-- Dataset extract start --

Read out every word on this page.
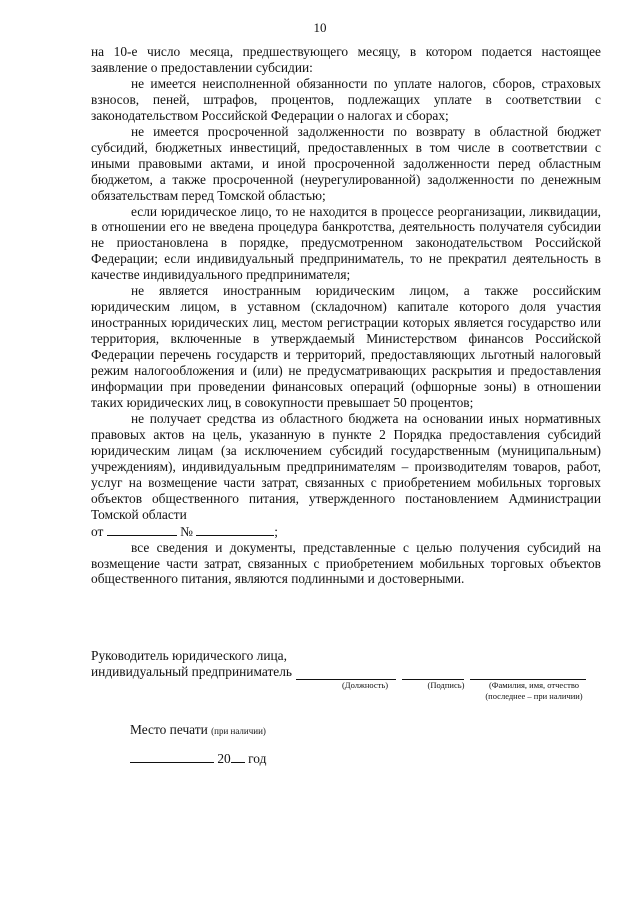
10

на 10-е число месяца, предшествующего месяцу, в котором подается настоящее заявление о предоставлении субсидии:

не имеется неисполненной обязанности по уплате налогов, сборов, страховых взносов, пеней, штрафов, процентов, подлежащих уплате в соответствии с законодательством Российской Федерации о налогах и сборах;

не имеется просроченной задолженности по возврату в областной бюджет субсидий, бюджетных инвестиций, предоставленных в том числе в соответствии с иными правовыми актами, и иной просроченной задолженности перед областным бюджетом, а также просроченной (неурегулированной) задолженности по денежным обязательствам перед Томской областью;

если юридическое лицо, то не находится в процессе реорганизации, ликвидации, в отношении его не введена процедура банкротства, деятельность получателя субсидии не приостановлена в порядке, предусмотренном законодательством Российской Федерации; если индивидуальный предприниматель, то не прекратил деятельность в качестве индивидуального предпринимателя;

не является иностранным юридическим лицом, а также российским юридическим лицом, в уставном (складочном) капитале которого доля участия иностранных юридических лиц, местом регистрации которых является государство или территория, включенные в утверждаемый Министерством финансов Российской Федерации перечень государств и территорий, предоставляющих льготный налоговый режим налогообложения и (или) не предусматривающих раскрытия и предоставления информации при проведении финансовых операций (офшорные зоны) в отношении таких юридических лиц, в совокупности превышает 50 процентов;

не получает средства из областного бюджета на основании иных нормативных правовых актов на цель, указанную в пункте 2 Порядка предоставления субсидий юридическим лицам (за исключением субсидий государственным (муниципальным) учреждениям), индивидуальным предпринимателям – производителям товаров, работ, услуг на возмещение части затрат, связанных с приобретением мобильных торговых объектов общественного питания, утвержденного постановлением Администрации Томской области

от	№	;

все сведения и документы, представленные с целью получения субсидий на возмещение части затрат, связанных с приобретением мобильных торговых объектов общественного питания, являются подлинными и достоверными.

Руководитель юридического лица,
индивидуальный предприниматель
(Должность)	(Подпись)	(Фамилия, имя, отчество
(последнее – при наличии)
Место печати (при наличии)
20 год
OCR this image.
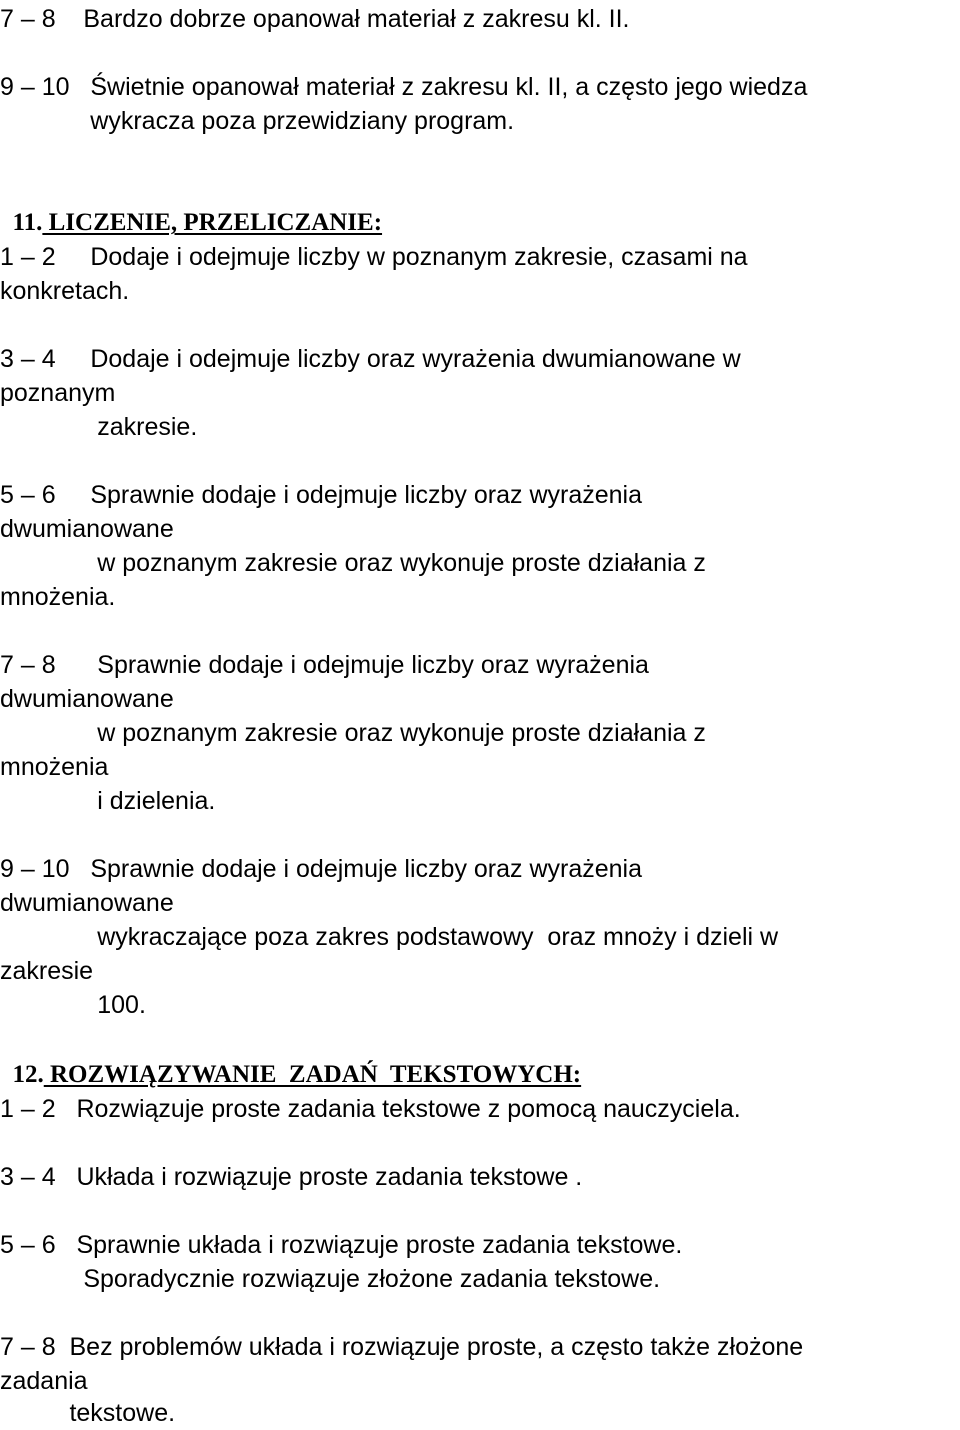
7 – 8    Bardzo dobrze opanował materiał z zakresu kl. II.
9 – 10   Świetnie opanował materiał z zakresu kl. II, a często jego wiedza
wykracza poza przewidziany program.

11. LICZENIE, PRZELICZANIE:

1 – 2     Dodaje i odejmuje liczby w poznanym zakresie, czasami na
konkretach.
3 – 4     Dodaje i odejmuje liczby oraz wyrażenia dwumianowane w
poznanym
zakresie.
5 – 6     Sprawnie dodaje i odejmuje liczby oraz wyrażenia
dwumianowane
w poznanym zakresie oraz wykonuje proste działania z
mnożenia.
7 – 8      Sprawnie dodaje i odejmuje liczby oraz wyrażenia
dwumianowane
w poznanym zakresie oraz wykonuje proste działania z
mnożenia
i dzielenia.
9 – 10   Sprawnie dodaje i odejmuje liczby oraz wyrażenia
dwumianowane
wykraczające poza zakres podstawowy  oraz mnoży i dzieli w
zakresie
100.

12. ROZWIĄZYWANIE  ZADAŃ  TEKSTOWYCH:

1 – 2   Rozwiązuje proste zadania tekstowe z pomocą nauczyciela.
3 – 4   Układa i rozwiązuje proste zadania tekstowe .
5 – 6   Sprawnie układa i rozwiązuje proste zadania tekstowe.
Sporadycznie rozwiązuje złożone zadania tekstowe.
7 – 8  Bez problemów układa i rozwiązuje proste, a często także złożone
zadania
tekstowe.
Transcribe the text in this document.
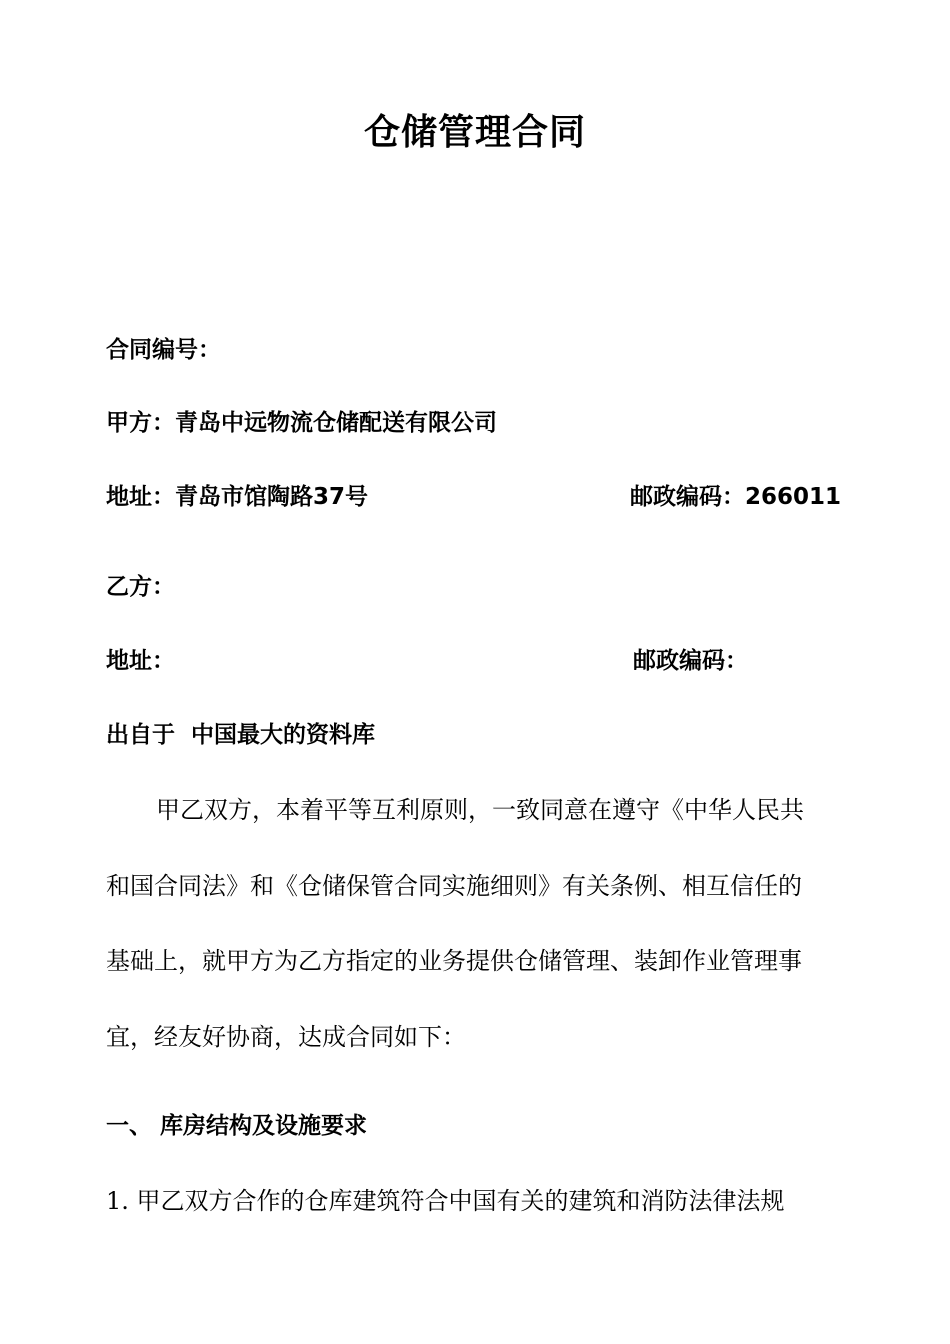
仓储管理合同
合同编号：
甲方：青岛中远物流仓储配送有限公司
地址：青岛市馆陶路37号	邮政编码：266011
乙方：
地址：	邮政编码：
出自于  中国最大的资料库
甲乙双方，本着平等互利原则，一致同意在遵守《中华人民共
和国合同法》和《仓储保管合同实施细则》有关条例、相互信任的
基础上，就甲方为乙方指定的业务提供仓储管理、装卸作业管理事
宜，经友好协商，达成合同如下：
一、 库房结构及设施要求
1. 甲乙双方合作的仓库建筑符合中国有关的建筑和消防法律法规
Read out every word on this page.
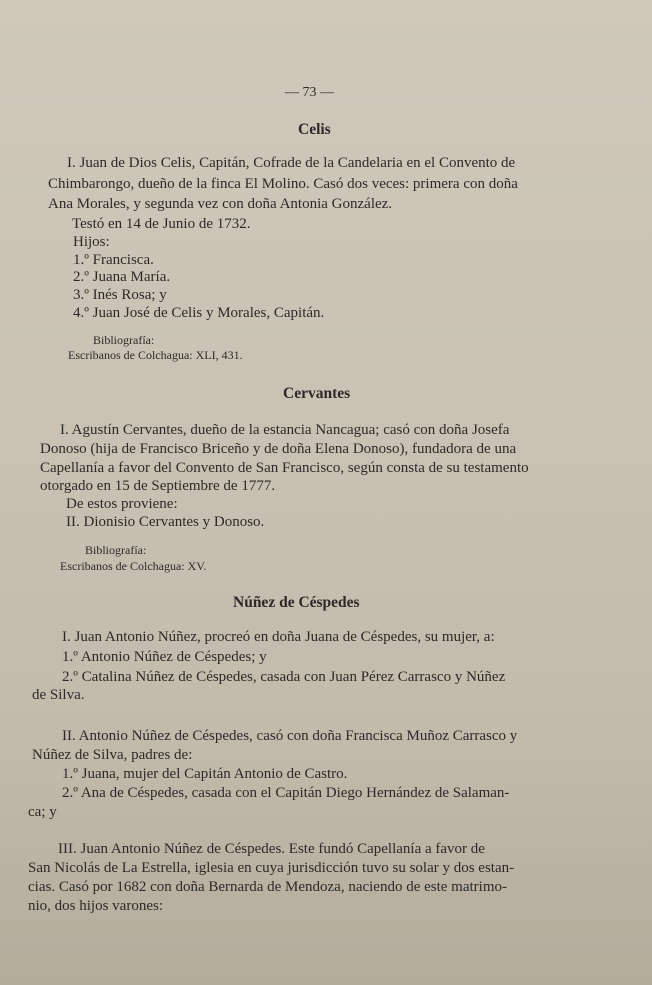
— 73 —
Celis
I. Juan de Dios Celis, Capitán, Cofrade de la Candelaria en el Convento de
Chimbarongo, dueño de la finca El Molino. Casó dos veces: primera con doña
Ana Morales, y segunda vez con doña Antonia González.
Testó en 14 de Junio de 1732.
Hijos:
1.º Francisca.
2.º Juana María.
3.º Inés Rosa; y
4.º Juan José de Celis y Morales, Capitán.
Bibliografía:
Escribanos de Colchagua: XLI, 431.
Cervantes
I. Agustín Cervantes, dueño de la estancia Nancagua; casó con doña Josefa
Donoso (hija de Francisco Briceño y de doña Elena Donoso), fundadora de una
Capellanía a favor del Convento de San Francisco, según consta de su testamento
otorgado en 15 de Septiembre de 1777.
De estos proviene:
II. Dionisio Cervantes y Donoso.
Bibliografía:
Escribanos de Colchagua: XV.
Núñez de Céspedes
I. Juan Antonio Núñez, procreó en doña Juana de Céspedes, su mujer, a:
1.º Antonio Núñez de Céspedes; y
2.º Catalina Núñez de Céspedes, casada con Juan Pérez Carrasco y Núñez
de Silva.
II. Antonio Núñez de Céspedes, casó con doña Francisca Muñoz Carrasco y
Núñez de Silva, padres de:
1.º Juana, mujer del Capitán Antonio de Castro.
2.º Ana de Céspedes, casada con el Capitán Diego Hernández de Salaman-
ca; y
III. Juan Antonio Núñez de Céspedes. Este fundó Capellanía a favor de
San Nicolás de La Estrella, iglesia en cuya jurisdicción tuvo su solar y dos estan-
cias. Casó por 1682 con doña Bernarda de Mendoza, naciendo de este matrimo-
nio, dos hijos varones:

-- Dataset extract end --

Work to do — Copy every line in the entries above that has the string "связанных" in it.

Reply to the task —
не получает средства из областного бюджета на основании иных нормативных правовых актов на цель, указанную в пункте 2 Порядка предоставления субсидий юридическим лицам (за исключением субсидий государственным (муниципальным) учреждениям), индивидуальным предпринимателям – производителям товаров, работ, услуг на возмещение части затрат, связанных с приобретением мобильных торговых объектов общественного питания, утвержденного постановлением Администрации Томской области
все сведения и документы, представленные с целью получения субсидий на возмещение части затрат, связанных с приобретением мобильных торговых объектов общественного питания, являются подлинными и достоверными.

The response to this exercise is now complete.